# PROBLEM TO SOLVE
Pick out each line of the records in which the word "VIVO" appears.

# RECORD LIST
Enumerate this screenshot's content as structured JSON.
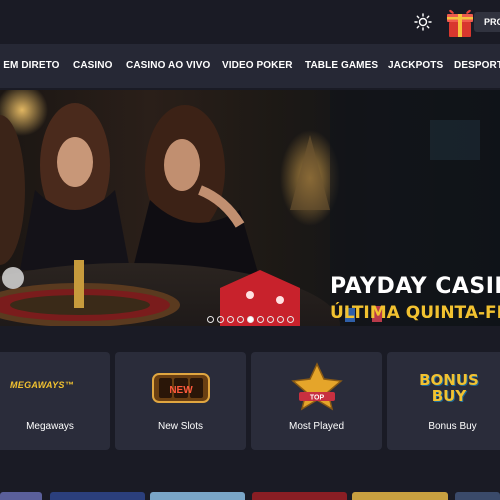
{
  "header": {
    "promo_label": "PROMOÇÕES",
    "icons": [
      "sun-icon",
      "gift-icon"
    ]
  },
  "nav": {
    "items": [
      {
        "label": "AO VIVO EM DIRETO"
      },
      {
        "label": "CASINO"
      },
      {
        "label": "CASINO AO VIVO"
      },
      {
        "label": "VIDEO POKER"
      },
      {
        "label": "TABLE GAMES"
      },
      {
        "label": "JACKPOTS"
      },
      {
        "label": "DESPORTOS"
      }
    ]
  },
  "banner": {
    "title": "PAYDAY CASINO",
    "subtitle": "ÚLTIMA QUINTA-FEIRA",
    "slide_count": 9,
    "active_slide_index": 4
  },
  "categories": [
    {
      "label": "Megaways",
      "logo_text": "MEGAWAYS™",
      "icon": "megaways-logo-icon"
    },
    {
      "label": "New Slots",
      "logo_text": "NEW",
      "icon": "slot-reels-icon"
    },
    {
      "label": "Most Played",
      "logo_text": "TOP",
      "icon": "star-icon"
    },
    {
      "label": "Bonus Buy",
      "logo_text": "BONUS BUY",
      "icon": "bonus-buy-logo-icon"
    }
  ],
  "colors": {
    "background": "#1a1b25",
    "nav_background": "#262835",
    "card_background": "#2a2c3a",
    "accent_yellow": "#f2c230"
  }
}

# SOLVED EXERCISE
        "label": "AO VIVO EM DIRETO"
        "label": "CASINO AO VIVO"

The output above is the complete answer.